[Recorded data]
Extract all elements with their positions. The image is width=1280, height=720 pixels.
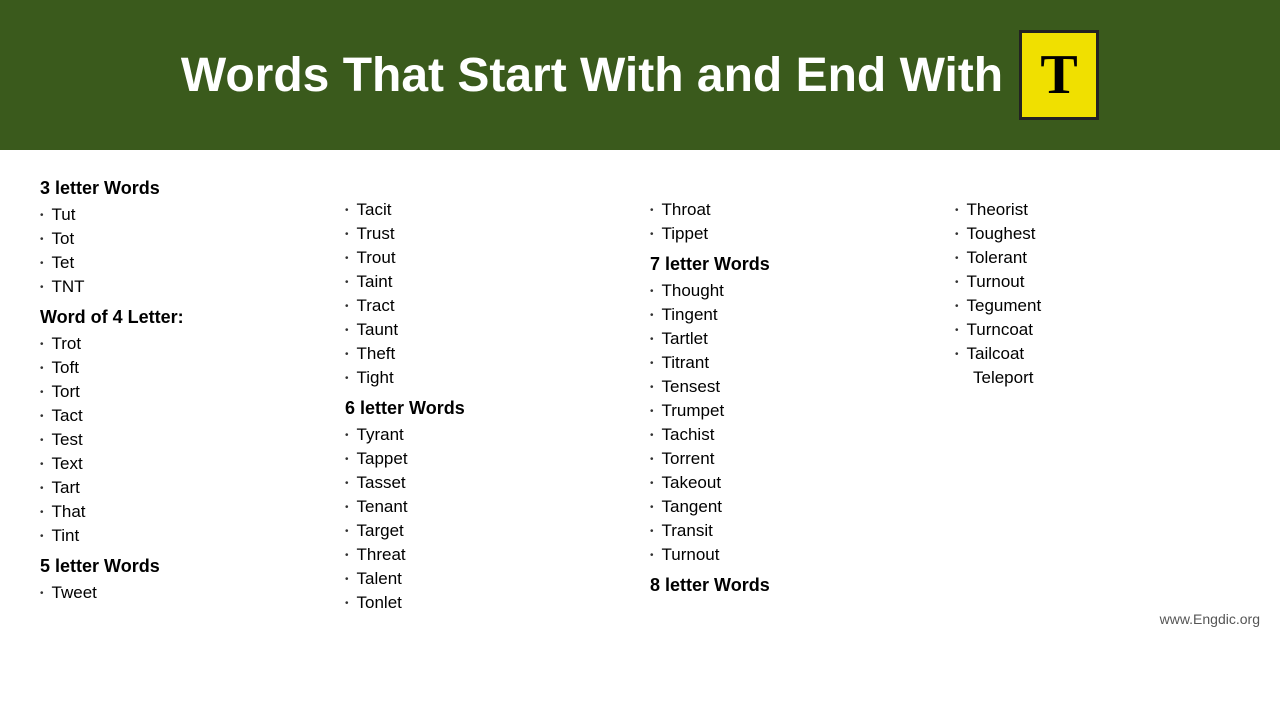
list-4letter: Trot Toft Tort Tact Test Text Tart That … [40,332,325,548]
list-item: Tachist [650,423,935,447]
list-item: Tonlet [345,591,630,615]
list-item: Tacit [345,198,630,222]
list-item: TNT [40,275,325,299]
page-header: Words That Start With and End With T [0,0,1280,150]
list-item: Tet [40,251,325,275]
list-item: Tailcoat [955,342,1240,366]
list-item: Tartlet [650,327,935,351]
list-item: Tingent [650,303,935,327]
list-item: Tensest [650,375,935,399]
header-text: Words That Start With and End With [181,48,1003,103]
list-item: Trust [345,222,630,246]
list-item: Tangent [650,495,935,519]
column-4: Theorist Toughest Tolerant Turnout Tegum… [945,170,1250,615]
heading-8letter: 8 letter Words [650,575,935,596]
list-item: Test [40,428,325,452]
list-item: Trumpet [650,399,935,423]
list-item: Tot [40,227,325,251]
list-7letter: Thought Tingent Tartlet Titrant Tensest … [650,279,935,567]
list-item: Theft [345,342,630,366]
list-item: Taunt [345,318,630,342]
list-item: Tract [345,294,630,318]
list-item: Tyrant [345,423,630,447]
list-8letter: Theorist Toughest Tolerant Turnout Tegum… [955,198,1240,366]
list-item: Takeout [650,471,935,495]
list-item: Talent [345,567,630,591]
list-5letter: Tweet [40,581,325,605]
list-item: Tint [40,524,325,548]
header-title: Words That Start With and End With T [181,30,1099,120]
heading-4letter: Word of 4 Letter: [40,307,325,328]
list-item: Tappet [345,447,630,471]
list-item: Transit [650,519,935,543]
column-1: 3 letter Words Tut Tot Tet TNT Word of 4… [30,170,335,615]
list-item: Tenant [345,495,630,519]
heading-5letter: 5 letter Words [40,556,325,577]
list-item: Theorist [955,198,1240,222]
heading-6letter: 6 letter Words [345,398,630,419]
list-item: Tweet [40,581,325,605]
list-item: Tut [40,203,325,227]
list-5letter-cont2: Throat Tippet [650,198,935,246]
list-6letter: Tyrant Tappet Tasset Tenant Target Threa… [345,423,630,615]
heading-3letter: 3 letter Words [40,178,325,199]
list-3letter: Tut Tot Tet TNT [40,203,325,299]
column-2: Tacit Trust Trout Taint Tract Taunt Thef… [335,170,640,615]
list-item: Taint [345,270,630,294]
list-item: Trot [40,332,325,356]
list-item: Tegument [955,294,1240,318]
list-item: Tasset [345,471,630,495]
list-item: Toft [40,356,325,380]
heading-7letter: 7 letter Words [650,254,935,275]
main-content: 3 letter Words Tut Tot Tet TNT Word of 4… [0,150,1280,635]
list-item: Turnout [955,270,1240,294]
list-item: That [40,500,325,524]
list-item: Toughest [955,222,1240,246]
list-item: Tight [345,366,630,390]
list-item: Tolerant [955,246,1240,270]
list-item: Trout [345,246,630,270]
t-badge: T [1019,30,1099,120]
list-item: Text [40,452,325,476]
list-item: Threat [345,543,630,567]
list-item: Thought [650,279,935,303]
list-item: Target [345,519,630,543]
list-item: Titrant [650,351,935,375]
list-item: Tart [40,476,325,500]
list-item: Turncoat [955,318,1240,342]
list-item: Tippet [650,222,935,246]
list-item: Tort [40,380,325,404]
column-3: Throat Tippet 7 letter Words Thought Tin… [640,170,945,615]
list-item: Torrent [650,447,935,471]
list-item: Tact [40,404,325,428]
list-5letter-cont: Tacit Trust Trout Taint Tract Taunt Thef… [345,198,630,390]
teleport-word: Teleport [955,366,1240,390]
footer-url: www.Engdic.org [1160,611,1260,627]
list-item: Turnout [650,543,935,567]
list-item: Throat [650,198,935,222]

* [Task instructions]: Return every line above that contains the word "Target", matching case exactly.

* [Solution to this exercise]:
list-6letter: Tyrant Tappet Tasset Tenant Target Threa… [345,423,630,615]
list-item: Target [345,519,630,543]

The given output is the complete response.